§ Given instruction: Below are records; work out how many of their lines contain "noge" and give only that number.

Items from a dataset
# # # # #
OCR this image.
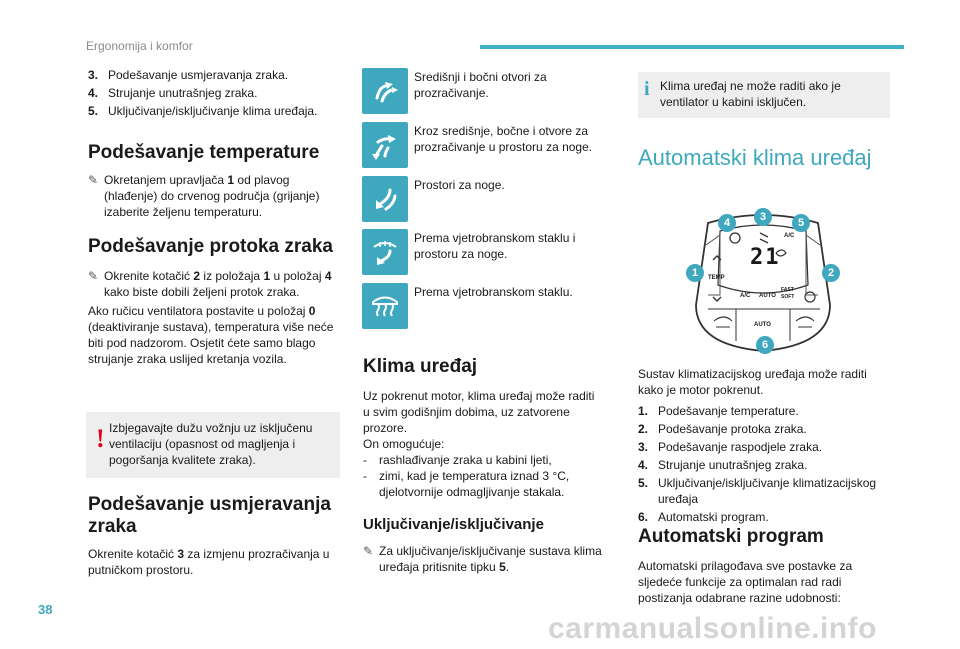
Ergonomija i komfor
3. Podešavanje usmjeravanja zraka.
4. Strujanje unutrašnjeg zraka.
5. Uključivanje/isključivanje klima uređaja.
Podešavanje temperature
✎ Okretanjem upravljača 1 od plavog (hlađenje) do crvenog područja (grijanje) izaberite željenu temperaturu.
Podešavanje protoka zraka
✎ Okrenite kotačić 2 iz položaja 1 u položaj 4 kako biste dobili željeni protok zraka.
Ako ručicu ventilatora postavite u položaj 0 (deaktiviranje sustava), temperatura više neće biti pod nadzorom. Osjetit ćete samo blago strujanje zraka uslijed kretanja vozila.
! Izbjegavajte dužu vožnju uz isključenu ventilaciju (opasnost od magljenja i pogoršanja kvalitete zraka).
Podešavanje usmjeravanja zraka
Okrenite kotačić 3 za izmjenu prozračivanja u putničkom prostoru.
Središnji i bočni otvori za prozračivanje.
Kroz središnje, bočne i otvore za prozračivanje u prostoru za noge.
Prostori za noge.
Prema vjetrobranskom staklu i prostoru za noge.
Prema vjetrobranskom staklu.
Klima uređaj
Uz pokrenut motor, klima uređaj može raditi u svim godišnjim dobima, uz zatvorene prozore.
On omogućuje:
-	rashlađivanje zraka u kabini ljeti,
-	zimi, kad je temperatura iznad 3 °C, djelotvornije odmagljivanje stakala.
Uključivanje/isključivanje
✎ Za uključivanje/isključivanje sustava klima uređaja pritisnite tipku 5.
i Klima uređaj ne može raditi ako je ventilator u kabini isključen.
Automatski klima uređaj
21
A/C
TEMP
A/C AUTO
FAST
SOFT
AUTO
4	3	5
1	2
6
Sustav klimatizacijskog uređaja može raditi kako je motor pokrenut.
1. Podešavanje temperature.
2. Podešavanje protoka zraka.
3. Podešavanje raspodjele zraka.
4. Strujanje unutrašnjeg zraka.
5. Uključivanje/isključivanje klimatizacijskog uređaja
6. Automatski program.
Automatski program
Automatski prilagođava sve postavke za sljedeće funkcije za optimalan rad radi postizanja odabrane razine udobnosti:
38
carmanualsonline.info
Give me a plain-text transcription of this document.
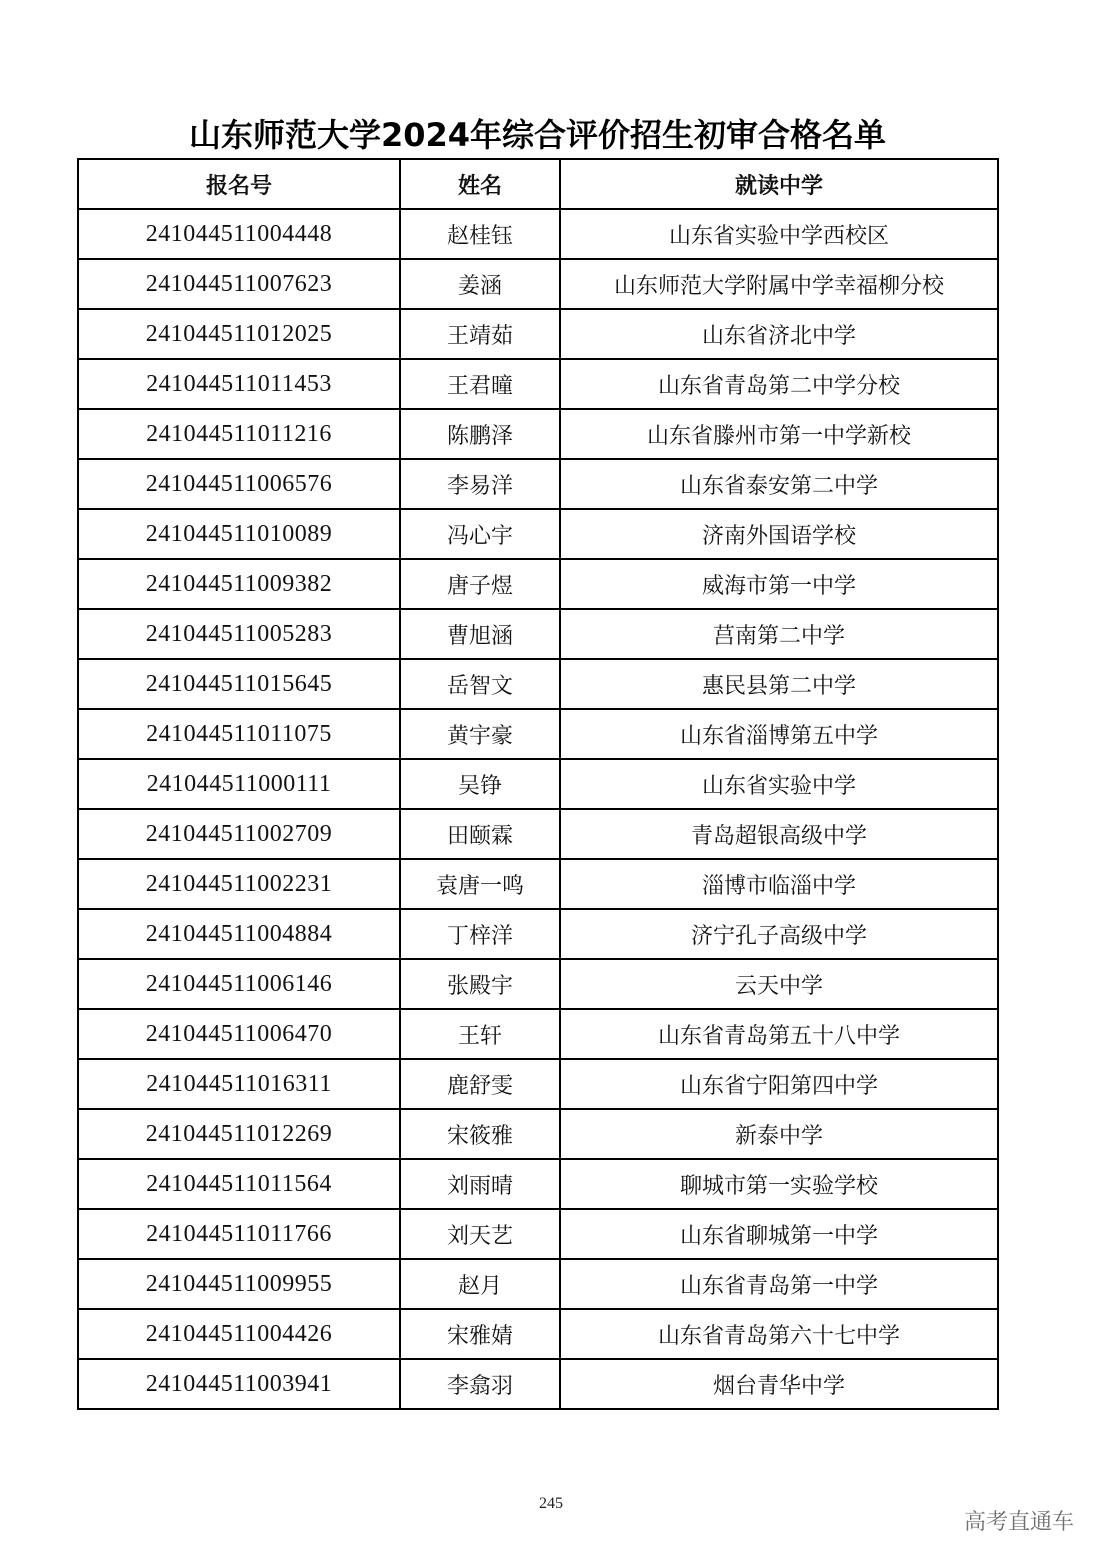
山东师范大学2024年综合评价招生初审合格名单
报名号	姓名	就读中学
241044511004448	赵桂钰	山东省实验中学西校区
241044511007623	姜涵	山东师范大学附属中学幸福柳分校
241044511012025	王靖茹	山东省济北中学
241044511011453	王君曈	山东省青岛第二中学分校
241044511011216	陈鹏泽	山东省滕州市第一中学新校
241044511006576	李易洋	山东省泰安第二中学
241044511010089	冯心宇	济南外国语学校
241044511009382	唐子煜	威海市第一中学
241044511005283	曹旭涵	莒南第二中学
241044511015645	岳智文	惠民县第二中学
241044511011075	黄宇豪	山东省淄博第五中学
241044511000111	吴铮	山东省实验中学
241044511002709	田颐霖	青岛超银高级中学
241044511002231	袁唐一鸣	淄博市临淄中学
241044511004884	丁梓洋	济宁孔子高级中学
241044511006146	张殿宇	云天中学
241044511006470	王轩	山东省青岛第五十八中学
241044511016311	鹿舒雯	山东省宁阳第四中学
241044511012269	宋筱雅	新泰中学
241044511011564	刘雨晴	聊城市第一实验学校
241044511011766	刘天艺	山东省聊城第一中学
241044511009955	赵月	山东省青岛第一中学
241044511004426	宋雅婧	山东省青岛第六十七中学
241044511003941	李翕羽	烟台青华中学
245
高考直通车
# # # # #
§ Answer in full: 3